--- Exercise task ---
Extract and list every line that contains the word "vermengen".

==========

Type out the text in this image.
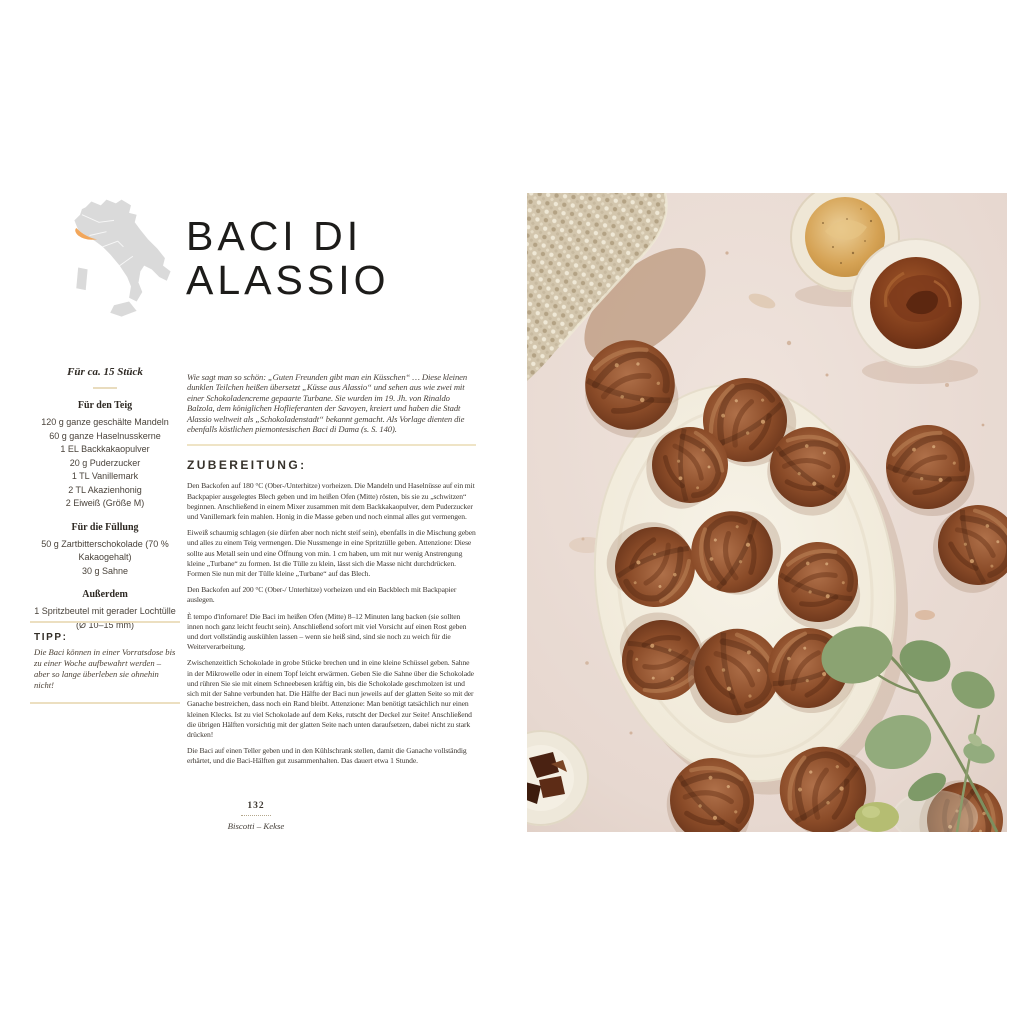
BACI DI
ALASSIO
Für ca. 15 Stück
Für den Teig
120 g ganze geschälte Mandeln
60 g ganze Haselnusskerne
1 EL Backkakaopulver
20 g Puderzucker
1 TL Vanillemark
2 TL Akazienhonig
2 Eiweiß (Größe M)
Für die Füllung
50 g Zartbitterschokolade (70 % Kakaogehalt)
30 g Sahne
Außerdem
1 Spritzbeutel mit gerader Lochtülle (Ø 10–15 mm)
TIPP:
Die Baci können in einer Vorratsdose bis zu einer Woche aufbewahrt werden – aber so lange überleben sie ohnehin nicht!
Wie sagt man so schön: „Guten Freunden gibt man ein Küsschen“ … Diese kleinen dunklen Teilchen heißen übersetzt „Küsse aus Alassio“ und sehen aus wie zwei mit einer Schokoladencreme gepaarte Turbane. Sie wurden im 19. Jh. von Rinaldo Balzola, dem königlichen Hoflieferanten der Savoyen, kreiert und haben die Stadt Alassio weltweit als „Schokoladenstadt“ bekannt gemacht. Als Vorlage dienten die ebenfalls köstlichen piemontesischen Baci di Dama (s. S. 140).
ZUBEREITUNG:
Den Backofen auf 180 °C (Ober-/Unterhitze) vorheizen. Die Mandeln und Haselnüsse auf ein mit Backpapier ausgelegtes Blech geben und im heißen Ofen (Mitte) rösten, bis sie zu „schwitzen“ beginnen. Anschließend in einem Mixer zusammen mit dem Backkakaopulver, dem Puderzucker und Vanillemark fein mahlen. Honig in die Masse geben und noch einmal alles gut vermengen.
Eiweiß schaumig schlagen (sie dürfen aber noch nicht steif sein), ebenfalls in die Mischung geben und alles zu einem Teig vermengen. Die Nussmenge in eine Spritztülle geben. Attenzione: Diese sollte aus Metall sein und eine Öffnung von min. 1 cm haben, um mit nur wenig Anstrengung kleine „Turbane“ zu formen. Ist die Tülle zu klein, lässt sich die Masse nicht durchdrücken. Formen Sie nun mit der Tülle kleine „Turbane“ auf das Blech.
Den Backofen auf 200 °C (Ober-/ Unterhitze) vorheizen und ein Backblech mit Backpapier auslegen.
È tempo d'infornare! Die Baci im heißen Ofen (Mitte) 8–12 Minuten lang backen (sie sollten innen noch ganz leicht feucht sein). Anschließend sofort mit viel Vorsicht auf einen Rost geben und dort vollständig auskühlen lassen – wenn sie heiß sind, sind sie noch zu weich für die Weiterverarbeitung.
Zwischenzeitlich Schokolade in grobe Stücke brechen und in eine kleine Schüssel geben. Sahne in der Mikrowelle oder in einem Topf leicht erwärmen. Geben Sie die Sahne über die Schokolade und rühren Sie sie mit einem Schneebesen kräftig ein, bis die Schokolade geschmolzen ist und sich mit der Sahne verbunden hat. Die Hälfte der Baci nun jeweils auf der glatten Seite so mit der Ganache bestreichen, dass noch ein Rand bleibt. Attenzione: Man benötigt tatsächlich nur einen kleinen Klecks. Ist zu viel Schokolade auf dem Keks, rutscht der Deckel zur Seite! Anschließend die übrigen Hälften vorsichtig mit der glatten Seite nach unten daraufsetzen, dabei nicht zu stark drücken!
Die Baci auf einen Teller geben und in den Kühlschrank stellen, damit die Ganache vollständig erhärtet, und die Baci-Hälften gut zusammenhalten. Das dauert etwa 1 Stunde.
132
Biscotti – Kekse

==========

--- Correct output ---
Den Backofen auf 180 °C (Ober-/Unterhitze) vorheizen. Die Mandeln und Haselnüsse auf ein mit Backpapier ausgelegtes Blech geben und im heißen Ofen (Mitte) rösten, bis sie zu „schwitzen“ beginnen. Anschließend in einem Mixer zusammen mit dem Backkakaopulver, dem Puderzucker und Vanillemark fein mahlen. Honig in die Masse geben und noch einmal alles gut vermengen.
Eiweiß schaumig schlagen (sie dürfen aber noch nicht steif sein), ebenfalls in die Mischung geben und alles zu einem Teig vermengen. Die Nussmenge in eine Spritztülle geben. Attenzione: Diese sollte aus Metall sein und eine Öffnung von min. 1 cm haben, um mit nur wenig Anstrengung kleine „Turbane“ zu formen. Ist die Tülle zu klein, lässt sich die Masse nicht durchdrücken. Formen Sie nun mit der Tülle kleine „Turbane“ auf das Blech.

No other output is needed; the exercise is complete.